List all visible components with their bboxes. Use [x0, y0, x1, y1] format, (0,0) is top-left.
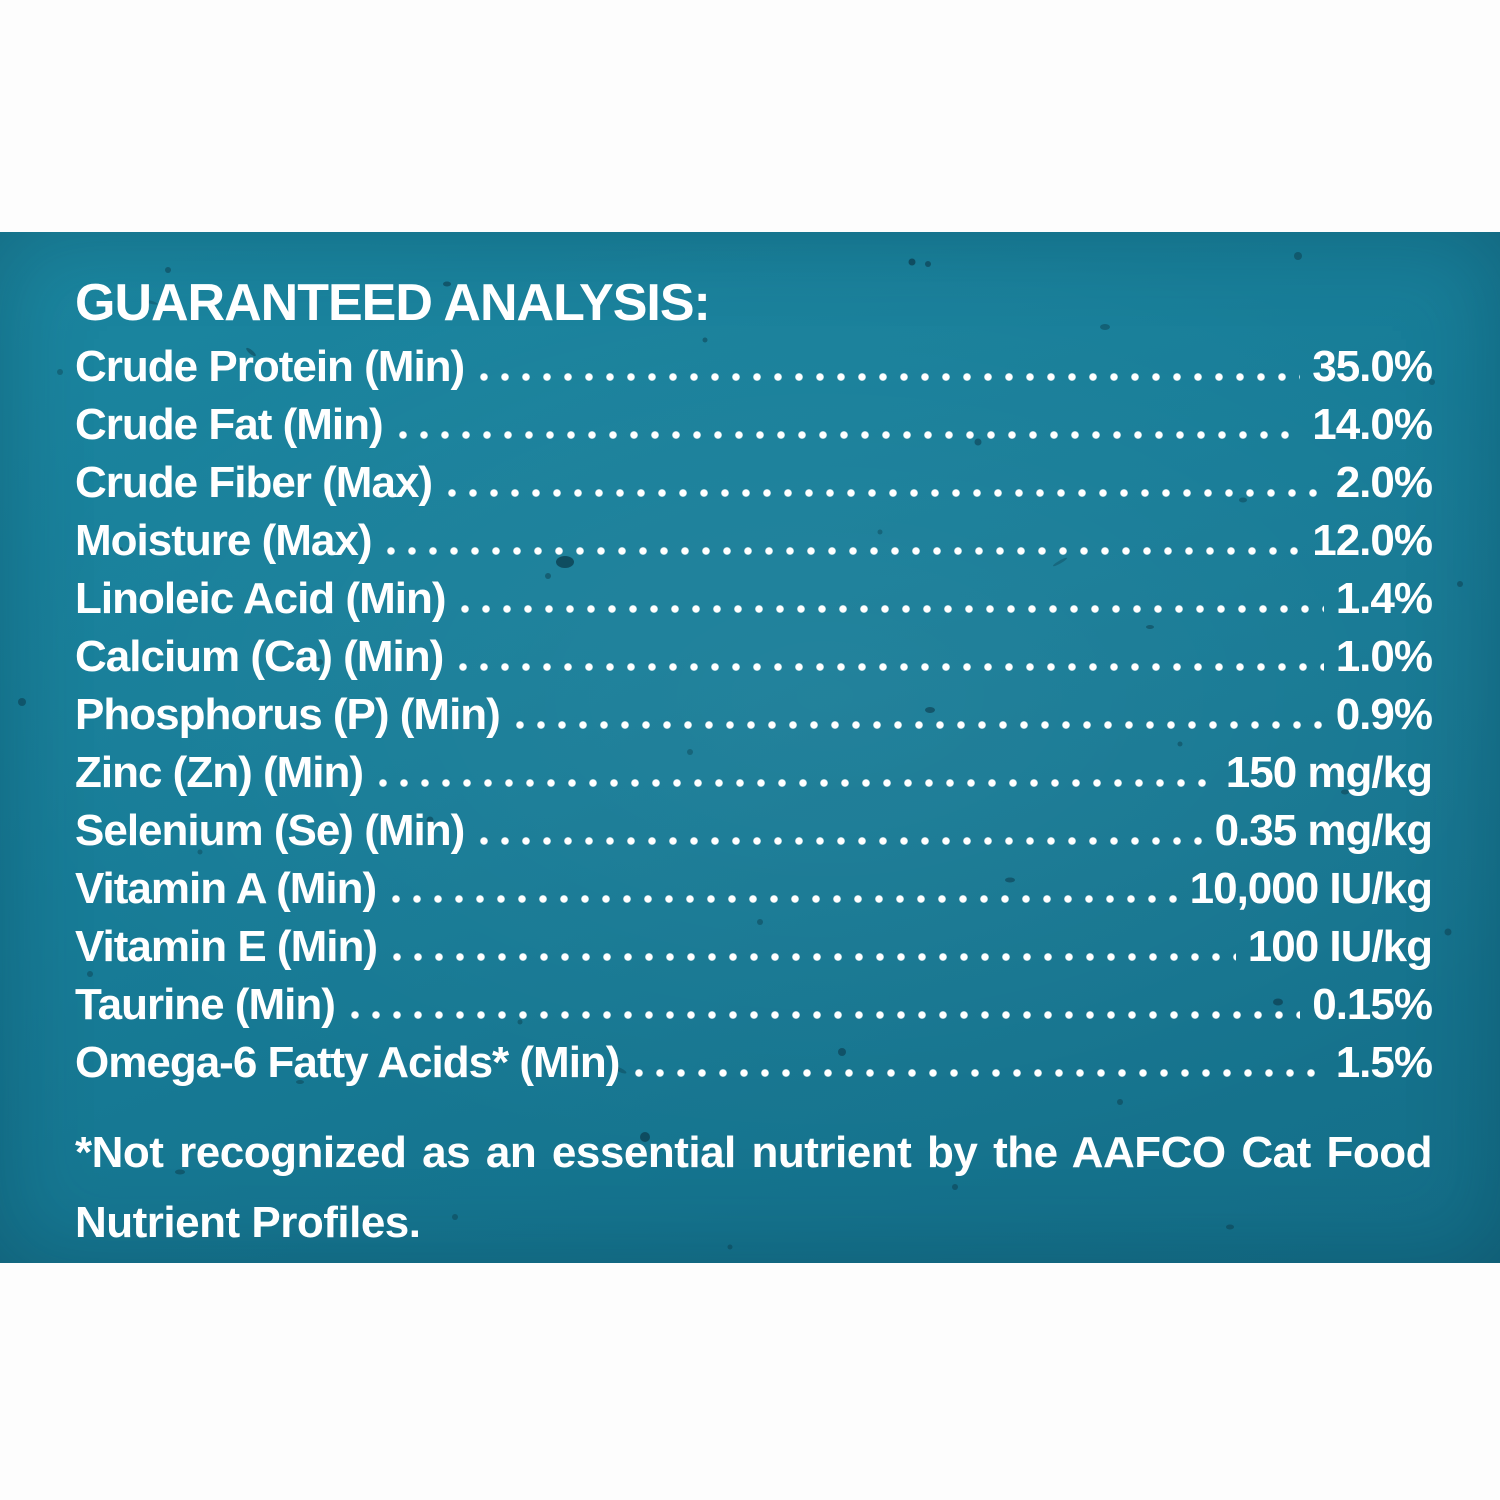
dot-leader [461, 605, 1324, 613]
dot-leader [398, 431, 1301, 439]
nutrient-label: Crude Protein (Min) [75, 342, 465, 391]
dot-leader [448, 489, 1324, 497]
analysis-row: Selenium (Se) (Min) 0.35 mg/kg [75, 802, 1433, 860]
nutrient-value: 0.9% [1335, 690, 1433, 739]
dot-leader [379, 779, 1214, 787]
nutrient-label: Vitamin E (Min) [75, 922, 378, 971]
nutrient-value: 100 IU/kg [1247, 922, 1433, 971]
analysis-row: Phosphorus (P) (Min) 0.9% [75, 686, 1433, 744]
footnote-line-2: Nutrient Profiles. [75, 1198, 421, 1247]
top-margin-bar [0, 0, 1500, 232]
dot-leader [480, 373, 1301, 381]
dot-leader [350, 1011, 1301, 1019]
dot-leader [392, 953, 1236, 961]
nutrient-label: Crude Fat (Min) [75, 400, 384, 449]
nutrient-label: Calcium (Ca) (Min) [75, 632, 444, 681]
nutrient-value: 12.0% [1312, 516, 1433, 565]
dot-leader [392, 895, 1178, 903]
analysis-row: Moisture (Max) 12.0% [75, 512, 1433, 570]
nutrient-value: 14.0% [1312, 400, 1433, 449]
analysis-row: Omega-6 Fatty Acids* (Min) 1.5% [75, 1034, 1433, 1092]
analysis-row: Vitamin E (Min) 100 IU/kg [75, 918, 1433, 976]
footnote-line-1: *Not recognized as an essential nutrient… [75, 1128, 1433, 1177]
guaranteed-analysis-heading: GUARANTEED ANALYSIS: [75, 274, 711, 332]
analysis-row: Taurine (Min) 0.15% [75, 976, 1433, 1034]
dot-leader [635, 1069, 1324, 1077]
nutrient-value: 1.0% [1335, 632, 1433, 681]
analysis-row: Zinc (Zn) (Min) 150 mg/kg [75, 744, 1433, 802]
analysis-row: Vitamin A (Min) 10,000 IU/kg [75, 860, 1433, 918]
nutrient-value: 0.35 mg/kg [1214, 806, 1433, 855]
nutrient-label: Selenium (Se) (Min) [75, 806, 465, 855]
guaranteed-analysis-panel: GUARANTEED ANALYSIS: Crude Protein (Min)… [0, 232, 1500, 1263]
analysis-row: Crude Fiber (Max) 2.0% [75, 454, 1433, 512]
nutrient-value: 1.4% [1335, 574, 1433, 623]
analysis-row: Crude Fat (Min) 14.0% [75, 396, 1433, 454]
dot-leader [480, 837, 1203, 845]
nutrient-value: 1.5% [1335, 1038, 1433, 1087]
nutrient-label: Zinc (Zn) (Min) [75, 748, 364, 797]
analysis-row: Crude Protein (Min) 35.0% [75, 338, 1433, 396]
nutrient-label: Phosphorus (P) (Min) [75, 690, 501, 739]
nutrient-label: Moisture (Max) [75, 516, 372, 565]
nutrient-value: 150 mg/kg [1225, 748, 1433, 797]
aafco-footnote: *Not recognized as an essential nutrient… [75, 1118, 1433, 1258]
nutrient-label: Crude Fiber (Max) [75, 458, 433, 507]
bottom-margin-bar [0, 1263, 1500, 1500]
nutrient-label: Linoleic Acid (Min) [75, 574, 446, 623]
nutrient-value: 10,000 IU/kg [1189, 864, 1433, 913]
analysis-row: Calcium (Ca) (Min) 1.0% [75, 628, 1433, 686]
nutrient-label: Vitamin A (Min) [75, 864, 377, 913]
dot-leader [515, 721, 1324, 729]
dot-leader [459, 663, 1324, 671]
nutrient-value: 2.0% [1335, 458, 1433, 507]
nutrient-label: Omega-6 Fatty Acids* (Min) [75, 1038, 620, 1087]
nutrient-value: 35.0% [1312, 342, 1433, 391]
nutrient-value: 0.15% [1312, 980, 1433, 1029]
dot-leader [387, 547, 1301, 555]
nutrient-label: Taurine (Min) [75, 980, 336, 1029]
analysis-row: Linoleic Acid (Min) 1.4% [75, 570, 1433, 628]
##############################
REQUIREMENT
A word-for-word copy of the data above is needed, one that omits the pictures.

REPLY TO THE EXERCISE
List all visible components with their bboxes. Use [x0, y0, x1, y1] format, (0,0) is top-left.
dot-leader [461, 605, 1324, 613]
dot-leader [398, 431, 1301, 439]
nutrient-label: Crude Protein (Min) [75, 342, 465, 391]
dot-leader [448, 489, 1324, 497]
analysis-row: Selenium (Se) (Min) 0.35 mg/kg [75, 802, 1433, 860]
nutrient-value: 0.9% [1335, 690, 1433, 739]
dot-leader [379, 779, 1214, 787]
nutrient-label: Vitamin E (Min) [75, 922, 378, 971]
nutrient-value: 100 IU/kg [1247, 922, 1433, 971]
analysis-row: Phosphorus (P) (Min) 0.9% [75, 686, 1433, 744]
footnote-line-2: Nutrient Profiles. [75, 1198, 421, 1247]
top-margin-bar [0, 0, 1500, 232]
dot-leader [480, 373, 1301, 381]
dot-leader [350, 1011, 1301, 1019]
dot-leader [392, 953, 1236, 961]
nutrient-label: Crude Fat (Min) [75, 400, 384, 449]
nutrient-label: Calcium (Ca) (Min) [75, 632, 444, 681]
nutrient-value: 12.0% [1312, 516, 1433, 565]
dot-leader [392, 895, 1178, 903]
analysis-row: Moisture (Max) 12.0% [75, 512, 1433, 570]
nutrient-value: 14.0% [1312, 400, 1433, 449]
analysis-row: Omega-6 Fatty Acids* (Min) 1.5% [75, 1034, 1433, 1092]
analysis-row: Vitamin E (Min) 100 IU/kg [75, 918, 1433, 976]
footnote-line-1: *Not recognized as an essential nutrient… [75, 1128, 1433, 1177]
guaranteed-analysis-heading: GUARANTEED ANALYSIS: [75, 274, 711, 332]
analysis-row: Taurine (Min) 0.15% [75, 976, 1433, 1034]
dot-leader [635, 1069, 1324, 1077]
nutrient-value: 1.0% [1335, 632, 1433, 681]
analysis-row: Zinc (Zn) (Min) 150 mg/kg [75, 744, 1433, 802]
analysis-row: Vitamin A (Min) 10,000 IU/kg [75, 860, 1433, 918]
nutrient-value: 0.35 mg/kg [1214, 806, 1433, 855]
nutrient-label: Selenium (Se) (Min) [75, 806, 465, 855]
guaranteed-analysis-panel: GUARANTEED ANALYSIS: Crude Protein (Min)… [0, 232, 1500, 1263]
analysis-row: Crude Fiber (Max) 2.0% [75, 454, 1433, 512]
nutrient-value: 1.4% [1335, 574, 1433, 623]
analysis-row: Crude Fat (Min) 14.0% [75, 396, 1433, 454]
dot-leader [480, 837, 1203, 845]
nutrient-value: 1.5% [1335, 1038, 1433, 1087]
nutrient-label: Zinc (Zn) (Min) [75, 748, 364, 797]
analysis-row: Crude Protein (Min) 35.0% [75, 338, 1433, 396]
nutrient-label: Phosphorus (P) (Min) [75, 690, 501, 739]
nutrient-label: Moisture (Max) [75, 516, 372, 565]
nutrient-value: 150 mg/kg [1225, 748, 1433, 797]
aafco-footnote: *Not recognized as an essential nutrient… [75, 1118, 1433, 1258]
nutrient-label: Crude Fiber (Max) [75, 458, 433, 507]
bottom-margin-bar [0, 1263, 1500, 1500]
nutrient-label: Linoleic Acid (Min) [75, 574, 446, 623]
nutrient-value: 10,000 IU/kg [1189, 864, 1433, 913]
analysis-row: Calcium (Ca) (Min) 1.0% [75, 628, 1433, 686]
nutrient-label: Vitamin A (Min) [75, 864, 377, 913]
dot-leader [515, 721, 1324, 729]
dot-leader [459, 663, 1324, 671]
nutrient-value: 2.0% [1335, 458, 1433, 507]
nutrient-label: Omega-6 Fatty Acids* (Min) [75, 1038, 620, 1087]
nutrient-value: 35.0% [1312, 342, 1433, 391]
nutrient-value: 0.15% [1312, 980, 1433, 1029]
dot-leader [387, 547, 1301, 555]
nutrient-label: Taurine (Min) [75, 980, 336, 1029]
analysis-row: Linoleic Acid (Min) 1.4% [75, 570, 1433, 628]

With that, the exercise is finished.